**Task goal**
Write out the entries below once more, exactly, with the pictures left out.

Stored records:
────

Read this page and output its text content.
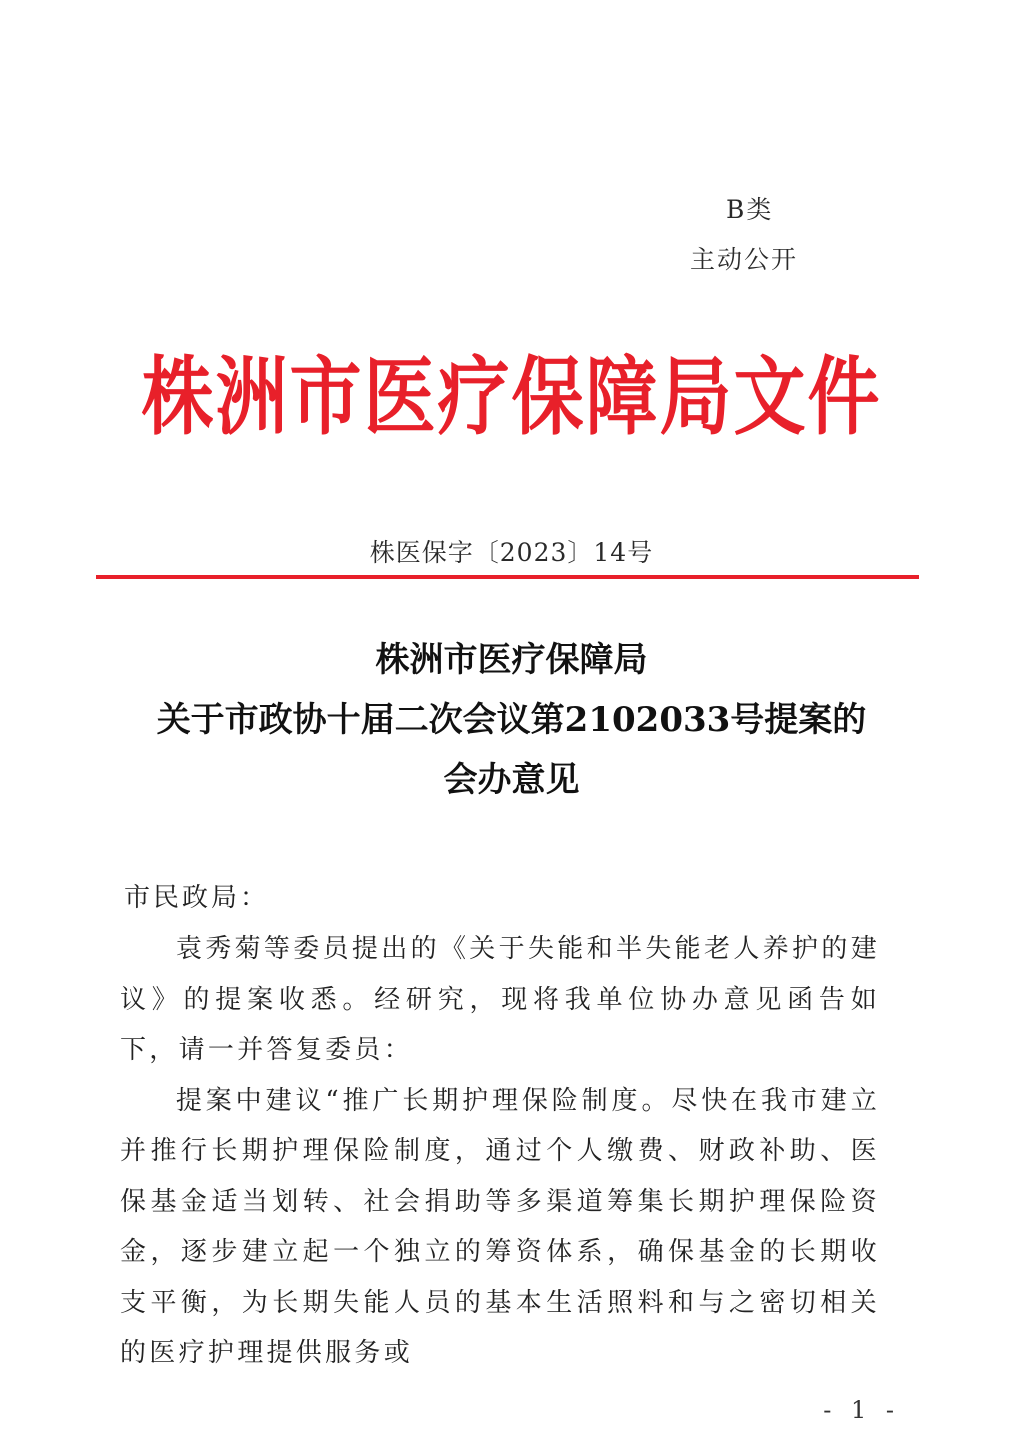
B类
主动公开
株洲市医疗保障局文件
株医保字〔2023〕14号
株洲市医疗保障局
关于市政协十届二次会议第2102033号提案的
会办意见
市民政局：

袁秀菊等委员提出的《关于失能和半失能老人养护的建议》的提案收悉。经研究，现将我单位协办意见函告如下，请一并答复委员：

提案中建议“推广长期护理保险制度。尽快在我市建立并推行长期护理保险制度，通过个人缴费、财政补助、医保基金适当划转、社会捐助等多渠道筹集长期护理保险资金，逐步建立起一个独立的筹资体系，确保基金的长期收支平衡，为长期失能人员的基本生活照料和与之密切相关的医疗护理提供服务或

- 1 -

────

**Output for this exercise**
Read this page and output its text content.
B类
主动公开
株洲市医疗保障局文件
株医保字〔2023〕14号
株洲市医疗保障局
关于市政协十届二次会议第2102033号提案的
会办意见
市民政局：

袁秀菊等委员提出的《关于失能和半失能老人养护的建议》的提案收悉。经研究，现将我单位协办意见函告如下，请一并答复委员：

提案中建议“推广长期护理保险制度。尽快在我市建立并推行长期护理保险制度，通过个人缴费、财政补助、医保基金适当划转、社会捐助等多渠道筹集长期护理保险资金，逐步建立起一个独立的筹资体系，确保基金的长期收支平衡，为长期失能人员的基本生活照料和与之密切相关的医疗护理提供服务或

- 1 -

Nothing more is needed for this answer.